**Page text**
================
ENH: Add way to write DATE types to Hyper
I'm trying to write a dataframe that contains datetime.date object to hyper using pantab.frame_to_hyper method and it raisers TypeError.
Steps to reproduce the problem:
import pandas as pd import datetime date = datetime.date(2020,5,8) df = pd.DataFrame({'Date': [date,date,date], 'Col' : list('ABC') }) df.head() df.info() import pantab from tableauhyperapi import TableName table = TableName('Extract','Extract') pantab.frame_to_hyper(df, 'random_db.hyper', table=table)
=> TypeError: Invalid value "datetime.date(2020, 5, 8)" found (row 0 column 0)
converting datetime.date to pd.datetime solves the problem df.iloc[0,0] df['Date'] = pd.to_datetime(df['Date']) pantab.frame_to_hyper(df, 'random_db.hyper', table=table)
other info: OS: macOS Catalina 10.15.3 pandas version 1.0.0 pantab version 1.1.0
Thanks
Hadi
Thanks for the report. This is “by design” in today’s world because there isnt a first class dtype in pandas for dates.
Your workaround is the suggested approach, though if you really want date and not date time in the extract it falls short. I think could use a keyword argument that allows you to explicitly store date time dtypes as dates - interested in trying a PR for that?
Thanks will, i'll make a PR.
================
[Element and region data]

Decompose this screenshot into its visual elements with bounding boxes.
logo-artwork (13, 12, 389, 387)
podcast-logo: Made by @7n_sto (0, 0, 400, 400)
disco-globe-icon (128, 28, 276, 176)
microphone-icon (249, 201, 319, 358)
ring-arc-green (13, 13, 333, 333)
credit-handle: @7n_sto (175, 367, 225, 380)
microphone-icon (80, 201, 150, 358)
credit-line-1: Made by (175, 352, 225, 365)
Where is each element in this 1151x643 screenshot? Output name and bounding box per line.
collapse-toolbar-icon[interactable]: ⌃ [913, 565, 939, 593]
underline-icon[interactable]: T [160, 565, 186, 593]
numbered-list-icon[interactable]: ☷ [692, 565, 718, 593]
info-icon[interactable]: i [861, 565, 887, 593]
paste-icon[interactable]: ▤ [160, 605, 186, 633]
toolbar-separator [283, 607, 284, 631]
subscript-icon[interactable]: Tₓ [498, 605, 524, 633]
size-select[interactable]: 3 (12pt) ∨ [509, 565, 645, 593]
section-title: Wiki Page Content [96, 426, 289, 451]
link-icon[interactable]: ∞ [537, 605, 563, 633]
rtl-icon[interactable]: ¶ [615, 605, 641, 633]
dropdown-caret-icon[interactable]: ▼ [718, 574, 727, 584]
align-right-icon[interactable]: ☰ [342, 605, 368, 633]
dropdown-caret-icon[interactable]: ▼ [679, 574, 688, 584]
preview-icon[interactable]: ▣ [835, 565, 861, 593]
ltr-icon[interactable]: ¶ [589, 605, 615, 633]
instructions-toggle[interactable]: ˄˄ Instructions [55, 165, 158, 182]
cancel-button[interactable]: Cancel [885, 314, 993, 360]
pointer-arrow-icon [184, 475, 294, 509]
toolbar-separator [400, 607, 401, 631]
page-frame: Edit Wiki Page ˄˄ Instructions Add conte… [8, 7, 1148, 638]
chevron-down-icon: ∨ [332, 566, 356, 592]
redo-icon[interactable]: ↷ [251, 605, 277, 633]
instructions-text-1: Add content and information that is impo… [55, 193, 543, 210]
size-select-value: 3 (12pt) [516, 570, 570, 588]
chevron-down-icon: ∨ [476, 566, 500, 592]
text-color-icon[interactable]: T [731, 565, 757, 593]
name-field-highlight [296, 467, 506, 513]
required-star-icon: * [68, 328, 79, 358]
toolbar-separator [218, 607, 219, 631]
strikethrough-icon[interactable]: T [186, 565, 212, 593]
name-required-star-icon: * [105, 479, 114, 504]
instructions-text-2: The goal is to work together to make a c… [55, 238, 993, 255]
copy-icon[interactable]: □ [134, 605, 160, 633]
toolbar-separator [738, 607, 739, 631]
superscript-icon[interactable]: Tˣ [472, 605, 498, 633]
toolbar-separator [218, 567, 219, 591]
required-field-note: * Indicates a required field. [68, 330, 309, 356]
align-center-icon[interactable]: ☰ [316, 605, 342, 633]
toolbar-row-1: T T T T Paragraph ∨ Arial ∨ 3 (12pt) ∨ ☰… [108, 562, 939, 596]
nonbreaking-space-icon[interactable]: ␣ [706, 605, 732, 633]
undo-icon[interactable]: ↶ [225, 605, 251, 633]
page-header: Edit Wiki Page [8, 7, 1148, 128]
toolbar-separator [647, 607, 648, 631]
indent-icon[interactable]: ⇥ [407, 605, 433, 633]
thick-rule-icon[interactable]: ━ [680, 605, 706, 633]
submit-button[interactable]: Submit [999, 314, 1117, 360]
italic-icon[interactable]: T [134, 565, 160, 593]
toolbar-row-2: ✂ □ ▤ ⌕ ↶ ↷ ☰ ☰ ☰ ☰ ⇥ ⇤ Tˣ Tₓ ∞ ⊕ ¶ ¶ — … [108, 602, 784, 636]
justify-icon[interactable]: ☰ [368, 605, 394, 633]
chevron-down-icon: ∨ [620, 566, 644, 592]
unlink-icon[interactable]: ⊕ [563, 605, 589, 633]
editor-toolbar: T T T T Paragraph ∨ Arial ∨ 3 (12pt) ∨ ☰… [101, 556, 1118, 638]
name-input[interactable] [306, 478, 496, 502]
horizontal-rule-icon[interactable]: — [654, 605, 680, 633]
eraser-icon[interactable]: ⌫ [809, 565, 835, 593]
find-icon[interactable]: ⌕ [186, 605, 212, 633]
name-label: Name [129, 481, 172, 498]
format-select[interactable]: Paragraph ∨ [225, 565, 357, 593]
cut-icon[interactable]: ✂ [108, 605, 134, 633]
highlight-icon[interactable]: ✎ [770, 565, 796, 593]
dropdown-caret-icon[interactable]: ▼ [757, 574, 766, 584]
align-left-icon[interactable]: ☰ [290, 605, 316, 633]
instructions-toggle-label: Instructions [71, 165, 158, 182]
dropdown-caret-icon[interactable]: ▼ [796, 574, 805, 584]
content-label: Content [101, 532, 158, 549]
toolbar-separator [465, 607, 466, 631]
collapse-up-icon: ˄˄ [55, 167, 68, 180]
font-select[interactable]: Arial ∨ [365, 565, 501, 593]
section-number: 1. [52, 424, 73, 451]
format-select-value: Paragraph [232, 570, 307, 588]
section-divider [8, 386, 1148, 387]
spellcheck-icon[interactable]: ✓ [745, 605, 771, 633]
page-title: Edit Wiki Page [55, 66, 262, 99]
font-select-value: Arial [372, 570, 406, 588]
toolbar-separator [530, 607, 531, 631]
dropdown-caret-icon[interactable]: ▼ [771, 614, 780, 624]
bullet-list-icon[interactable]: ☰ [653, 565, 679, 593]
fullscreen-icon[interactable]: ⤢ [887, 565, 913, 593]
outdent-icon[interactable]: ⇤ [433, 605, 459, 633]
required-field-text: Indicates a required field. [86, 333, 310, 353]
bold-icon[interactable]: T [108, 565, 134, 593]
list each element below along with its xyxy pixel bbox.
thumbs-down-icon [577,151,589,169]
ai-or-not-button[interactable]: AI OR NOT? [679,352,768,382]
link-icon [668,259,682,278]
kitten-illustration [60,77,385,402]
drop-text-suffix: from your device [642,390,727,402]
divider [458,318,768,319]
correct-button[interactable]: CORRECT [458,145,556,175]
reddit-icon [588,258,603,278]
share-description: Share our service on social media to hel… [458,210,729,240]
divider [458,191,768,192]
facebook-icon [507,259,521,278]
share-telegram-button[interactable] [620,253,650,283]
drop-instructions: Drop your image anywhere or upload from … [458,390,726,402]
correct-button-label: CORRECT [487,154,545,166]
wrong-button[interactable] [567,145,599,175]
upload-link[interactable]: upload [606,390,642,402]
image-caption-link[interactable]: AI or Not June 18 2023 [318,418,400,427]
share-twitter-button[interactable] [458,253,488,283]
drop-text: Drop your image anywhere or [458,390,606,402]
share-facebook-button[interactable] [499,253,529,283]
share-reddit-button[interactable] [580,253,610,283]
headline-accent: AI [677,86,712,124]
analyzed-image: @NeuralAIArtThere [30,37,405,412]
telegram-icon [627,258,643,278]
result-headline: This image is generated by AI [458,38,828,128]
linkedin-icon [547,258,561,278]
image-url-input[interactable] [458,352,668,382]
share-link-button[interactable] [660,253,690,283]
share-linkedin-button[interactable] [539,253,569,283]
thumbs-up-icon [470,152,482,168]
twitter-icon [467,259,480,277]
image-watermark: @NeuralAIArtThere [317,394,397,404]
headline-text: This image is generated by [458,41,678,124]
================
**Work instructions**
1. According to the pantab issue thread, why is the TypeError raised for datetime.date values "by design"? Answer in one to three sentences.
2. Reproduce the entries from their first line through the line that contains "size-select[interactable]: 3 (12pt)".

**Answers below**
1. The reply explains that pandas currently has no first-class dtype for dates. That makes the failure on datetime.date values expected behavior for now.

2.
Decompose this screenshot into its visual elements with bounding boxes.
logo-artwork (13, 12, 389, 387)
podcast-logo: Made by @7n_sto (0, 0, 400, 400)
disco-globe-icon (128, 28, 276, 176)
microphone-icon (249, 201, 319, 358)
ring-arc-green (13, 13, 333, 333)
credit-handle: @7n_sto (175, 367, 225, 380)
microphone-icon (80, 201, 150, 358)
credit-line-1: Made by (175, 352, 225, 365)
Where is each element in this 1151x643 screenshot? Output name and bounding box per line.
collapse-toolbar-icon[interactable]: ⌃ [913, 565, 939, 593]
underline-icon[interactable]: T [160, 565, 186, 593]
numbered-list-icon[interactable]: ☷ [692, 565, 718, 593]
info-icon[interactable]: i [861, 565, 887, 593]
paste-icon[interactable]: ▤ [160, 605, 186, 633]
toolbar-separator [283, 607, 284, 631]
subscript-icon[interactable]: Tₓ [498, 605, 524, 633]
size-select[interactable]: 3 (12pt) ∨ [509, 565, 645, 593]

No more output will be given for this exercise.